§ Exercise directions
Within the records below, find each line that holds the string "this", then copy it.

** Start **

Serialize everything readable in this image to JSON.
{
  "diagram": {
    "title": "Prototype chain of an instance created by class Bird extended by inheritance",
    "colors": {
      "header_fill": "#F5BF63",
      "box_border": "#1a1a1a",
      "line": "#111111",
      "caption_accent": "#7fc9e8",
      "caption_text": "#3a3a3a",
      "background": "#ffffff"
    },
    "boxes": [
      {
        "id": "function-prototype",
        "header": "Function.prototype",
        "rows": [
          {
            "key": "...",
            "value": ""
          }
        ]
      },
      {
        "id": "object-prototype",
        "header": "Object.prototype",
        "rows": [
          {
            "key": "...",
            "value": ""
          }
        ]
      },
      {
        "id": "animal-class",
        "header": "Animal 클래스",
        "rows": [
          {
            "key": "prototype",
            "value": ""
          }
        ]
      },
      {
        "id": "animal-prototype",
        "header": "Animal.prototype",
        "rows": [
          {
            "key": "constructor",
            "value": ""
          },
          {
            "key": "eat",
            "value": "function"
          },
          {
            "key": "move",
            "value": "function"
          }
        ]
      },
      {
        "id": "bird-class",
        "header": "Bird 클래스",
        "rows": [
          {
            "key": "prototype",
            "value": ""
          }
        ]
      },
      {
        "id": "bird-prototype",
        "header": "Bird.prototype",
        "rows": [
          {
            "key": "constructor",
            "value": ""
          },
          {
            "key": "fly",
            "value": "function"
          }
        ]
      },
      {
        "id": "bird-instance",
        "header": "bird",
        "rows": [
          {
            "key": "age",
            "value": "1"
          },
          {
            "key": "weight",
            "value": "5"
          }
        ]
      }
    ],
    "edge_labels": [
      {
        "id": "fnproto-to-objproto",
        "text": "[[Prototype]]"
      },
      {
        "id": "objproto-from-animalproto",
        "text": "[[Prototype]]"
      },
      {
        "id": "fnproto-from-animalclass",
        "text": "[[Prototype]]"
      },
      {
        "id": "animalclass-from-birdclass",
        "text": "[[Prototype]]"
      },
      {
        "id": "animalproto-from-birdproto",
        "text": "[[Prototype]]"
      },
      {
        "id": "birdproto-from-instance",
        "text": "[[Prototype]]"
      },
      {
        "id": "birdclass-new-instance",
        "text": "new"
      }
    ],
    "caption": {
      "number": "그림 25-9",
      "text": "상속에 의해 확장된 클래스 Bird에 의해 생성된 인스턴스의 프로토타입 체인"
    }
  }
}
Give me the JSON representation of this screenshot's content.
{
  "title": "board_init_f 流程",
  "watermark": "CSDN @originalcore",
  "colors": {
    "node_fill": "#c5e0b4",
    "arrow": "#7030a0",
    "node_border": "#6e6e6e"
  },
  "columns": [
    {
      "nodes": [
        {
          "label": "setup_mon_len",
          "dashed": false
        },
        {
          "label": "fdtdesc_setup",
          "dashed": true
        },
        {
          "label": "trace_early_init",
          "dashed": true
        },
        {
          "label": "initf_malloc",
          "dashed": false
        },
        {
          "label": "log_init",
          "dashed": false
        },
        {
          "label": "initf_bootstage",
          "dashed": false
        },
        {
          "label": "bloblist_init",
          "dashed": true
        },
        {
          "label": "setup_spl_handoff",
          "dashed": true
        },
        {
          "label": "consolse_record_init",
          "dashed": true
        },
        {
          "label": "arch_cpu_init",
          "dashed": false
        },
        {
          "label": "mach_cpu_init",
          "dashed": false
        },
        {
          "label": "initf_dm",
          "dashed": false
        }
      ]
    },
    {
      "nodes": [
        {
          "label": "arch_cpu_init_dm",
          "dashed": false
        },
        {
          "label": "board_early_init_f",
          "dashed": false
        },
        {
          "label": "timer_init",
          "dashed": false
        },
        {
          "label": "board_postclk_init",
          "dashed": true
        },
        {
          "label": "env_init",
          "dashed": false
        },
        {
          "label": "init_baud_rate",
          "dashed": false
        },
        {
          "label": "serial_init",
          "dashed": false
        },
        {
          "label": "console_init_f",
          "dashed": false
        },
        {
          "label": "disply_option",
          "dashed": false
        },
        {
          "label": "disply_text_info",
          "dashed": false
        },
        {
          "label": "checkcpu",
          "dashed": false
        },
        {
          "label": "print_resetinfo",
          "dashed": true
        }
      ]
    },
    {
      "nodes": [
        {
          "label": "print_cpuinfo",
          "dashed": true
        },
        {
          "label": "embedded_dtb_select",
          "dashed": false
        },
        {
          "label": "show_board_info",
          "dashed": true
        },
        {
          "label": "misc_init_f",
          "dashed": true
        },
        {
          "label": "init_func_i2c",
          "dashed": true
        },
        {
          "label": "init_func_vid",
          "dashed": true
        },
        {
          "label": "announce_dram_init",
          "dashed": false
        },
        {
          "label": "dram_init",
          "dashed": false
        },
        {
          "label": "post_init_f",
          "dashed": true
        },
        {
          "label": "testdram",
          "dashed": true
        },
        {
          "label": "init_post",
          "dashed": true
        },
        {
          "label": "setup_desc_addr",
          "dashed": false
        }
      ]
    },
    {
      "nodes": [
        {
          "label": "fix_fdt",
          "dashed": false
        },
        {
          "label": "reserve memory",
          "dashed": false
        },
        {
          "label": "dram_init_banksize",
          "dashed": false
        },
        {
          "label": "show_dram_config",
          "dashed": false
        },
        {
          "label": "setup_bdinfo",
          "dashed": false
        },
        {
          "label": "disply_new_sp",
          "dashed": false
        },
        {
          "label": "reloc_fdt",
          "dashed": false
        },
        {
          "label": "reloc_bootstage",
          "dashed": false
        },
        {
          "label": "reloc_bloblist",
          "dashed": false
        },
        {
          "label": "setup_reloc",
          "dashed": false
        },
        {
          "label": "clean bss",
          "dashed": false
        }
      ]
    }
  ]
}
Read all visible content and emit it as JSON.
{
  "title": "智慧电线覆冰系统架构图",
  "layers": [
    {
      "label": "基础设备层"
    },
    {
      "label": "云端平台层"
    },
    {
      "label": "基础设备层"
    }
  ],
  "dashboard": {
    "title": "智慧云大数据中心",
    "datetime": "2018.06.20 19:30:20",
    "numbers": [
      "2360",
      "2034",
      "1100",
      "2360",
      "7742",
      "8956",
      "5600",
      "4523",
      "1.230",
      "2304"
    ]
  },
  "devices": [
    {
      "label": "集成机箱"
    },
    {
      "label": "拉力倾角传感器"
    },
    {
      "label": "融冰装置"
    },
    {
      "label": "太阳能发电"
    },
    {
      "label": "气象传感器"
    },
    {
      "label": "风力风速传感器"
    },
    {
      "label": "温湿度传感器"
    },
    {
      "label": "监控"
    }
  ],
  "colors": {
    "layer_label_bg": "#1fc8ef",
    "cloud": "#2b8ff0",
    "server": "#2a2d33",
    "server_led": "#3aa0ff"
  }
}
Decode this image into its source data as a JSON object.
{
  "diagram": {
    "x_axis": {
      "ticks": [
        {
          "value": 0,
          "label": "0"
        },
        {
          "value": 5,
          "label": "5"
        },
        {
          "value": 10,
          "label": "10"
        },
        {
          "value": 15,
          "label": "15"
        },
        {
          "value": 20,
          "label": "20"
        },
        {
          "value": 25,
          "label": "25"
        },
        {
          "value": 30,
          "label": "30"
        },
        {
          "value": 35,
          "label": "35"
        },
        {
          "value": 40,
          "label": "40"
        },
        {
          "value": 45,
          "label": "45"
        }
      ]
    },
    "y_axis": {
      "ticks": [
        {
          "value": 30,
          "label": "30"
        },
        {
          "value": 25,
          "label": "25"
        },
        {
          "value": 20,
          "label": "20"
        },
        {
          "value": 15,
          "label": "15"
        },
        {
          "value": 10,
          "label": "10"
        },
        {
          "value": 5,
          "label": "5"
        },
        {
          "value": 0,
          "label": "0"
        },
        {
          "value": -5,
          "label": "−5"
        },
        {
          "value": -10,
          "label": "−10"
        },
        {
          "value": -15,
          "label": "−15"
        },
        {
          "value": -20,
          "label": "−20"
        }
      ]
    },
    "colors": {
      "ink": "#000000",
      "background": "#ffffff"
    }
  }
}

** End **

§ Task response
Serialize everything readable in this image to JSON.
Give me the JSON representation of this screenshot's content.
Decode this image into its source data as a JSON object.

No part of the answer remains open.